List every line below containing "your".

-- begin Record list --

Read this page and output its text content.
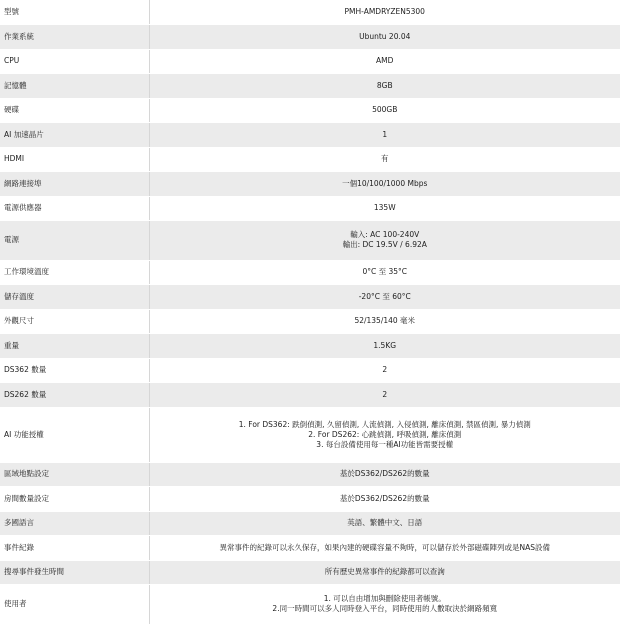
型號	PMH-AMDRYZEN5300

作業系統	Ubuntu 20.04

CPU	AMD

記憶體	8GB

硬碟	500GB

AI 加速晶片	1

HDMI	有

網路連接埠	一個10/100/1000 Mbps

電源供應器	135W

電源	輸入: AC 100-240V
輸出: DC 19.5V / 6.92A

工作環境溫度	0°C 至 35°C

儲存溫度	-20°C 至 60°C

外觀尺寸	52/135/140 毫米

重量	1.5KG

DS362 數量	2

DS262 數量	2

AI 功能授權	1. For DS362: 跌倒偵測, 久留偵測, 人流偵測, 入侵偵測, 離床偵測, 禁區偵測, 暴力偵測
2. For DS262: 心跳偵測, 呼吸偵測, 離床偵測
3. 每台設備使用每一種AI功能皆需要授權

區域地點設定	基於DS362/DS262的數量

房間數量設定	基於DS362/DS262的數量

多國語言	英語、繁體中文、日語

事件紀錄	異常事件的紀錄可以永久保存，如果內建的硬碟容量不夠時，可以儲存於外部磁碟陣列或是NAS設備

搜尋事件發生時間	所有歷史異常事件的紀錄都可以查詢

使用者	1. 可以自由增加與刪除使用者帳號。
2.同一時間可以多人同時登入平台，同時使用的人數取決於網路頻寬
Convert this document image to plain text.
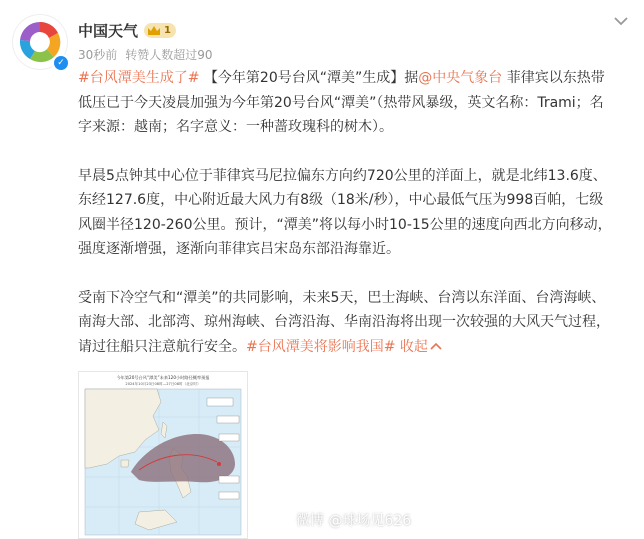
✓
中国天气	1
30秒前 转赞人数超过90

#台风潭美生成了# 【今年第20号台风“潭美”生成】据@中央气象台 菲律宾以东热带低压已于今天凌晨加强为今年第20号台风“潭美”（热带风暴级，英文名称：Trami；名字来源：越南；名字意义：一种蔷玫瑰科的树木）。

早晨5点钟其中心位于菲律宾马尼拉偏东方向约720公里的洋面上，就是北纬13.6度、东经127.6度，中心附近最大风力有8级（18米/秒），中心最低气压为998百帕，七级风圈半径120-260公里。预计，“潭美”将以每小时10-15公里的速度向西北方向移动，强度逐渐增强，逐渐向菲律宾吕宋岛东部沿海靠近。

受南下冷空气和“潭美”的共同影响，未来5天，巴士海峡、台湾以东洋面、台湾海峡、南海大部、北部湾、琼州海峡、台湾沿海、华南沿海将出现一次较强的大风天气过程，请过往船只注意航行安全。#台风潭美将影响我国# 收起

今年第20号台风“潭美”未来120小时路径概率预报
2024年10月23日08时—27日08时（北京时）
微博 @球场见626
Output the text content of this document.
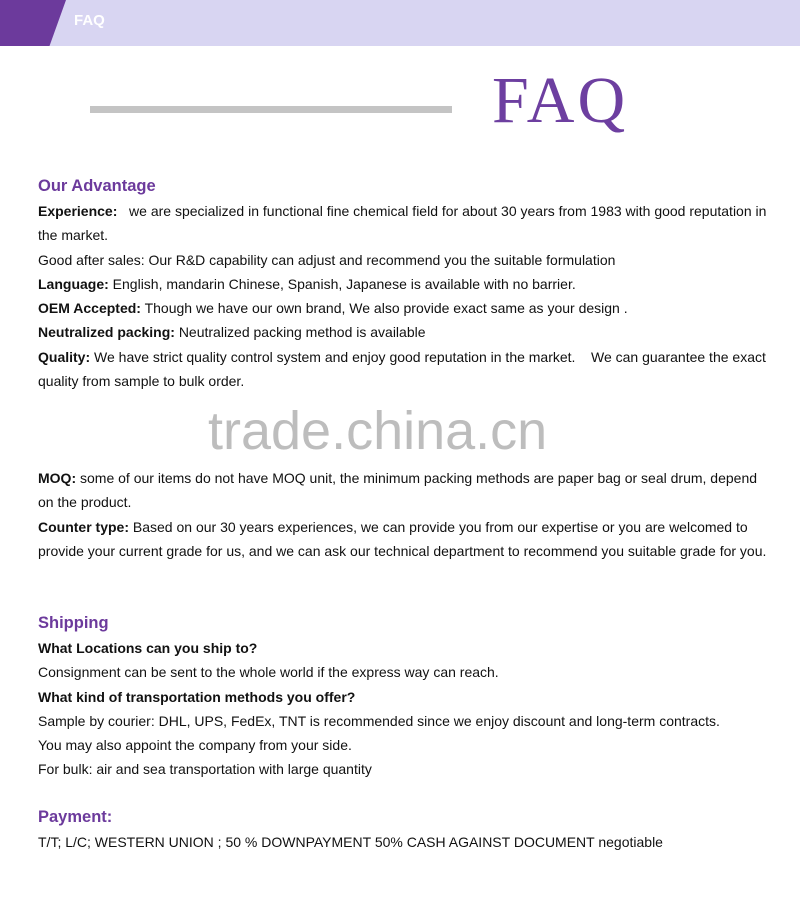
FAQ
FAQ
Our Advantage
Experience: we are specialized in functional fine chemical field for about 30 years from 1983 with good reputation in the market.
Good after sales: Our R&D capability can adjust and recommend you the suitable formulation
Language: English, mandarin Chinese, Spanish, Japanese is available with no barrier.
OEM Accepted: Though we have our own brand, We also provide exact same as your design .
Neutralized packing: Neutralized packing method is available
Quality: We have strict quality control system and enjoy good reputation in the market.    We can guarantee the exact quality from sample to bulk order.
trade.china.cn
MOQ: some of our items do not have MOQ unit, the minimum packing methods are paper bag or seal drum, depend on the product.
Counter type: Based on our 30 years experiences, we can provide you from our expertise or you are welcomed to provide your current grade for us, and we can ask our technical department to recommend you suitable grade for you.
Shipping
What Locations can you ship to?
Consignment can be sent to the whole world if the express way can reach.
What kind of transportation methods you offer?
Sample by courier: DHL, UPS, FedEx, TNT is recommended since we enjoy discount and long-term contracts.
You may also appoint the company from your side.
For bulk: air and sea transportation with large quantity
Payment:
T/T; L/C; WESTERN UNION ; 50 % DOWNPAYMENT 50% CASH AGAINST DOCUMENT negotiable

-- end Record list --

▶ [Output for this task]:
OEM Accepted: Though we have our own brand, We also provide exact same as your design .
Counter type: Based on our 30 years experiences, we can provide you from our expertise or you are welcomed to provide your current grade for us, and we can ask our technical department to recommend you suitable grade for you.
You may also appoint the company from your side.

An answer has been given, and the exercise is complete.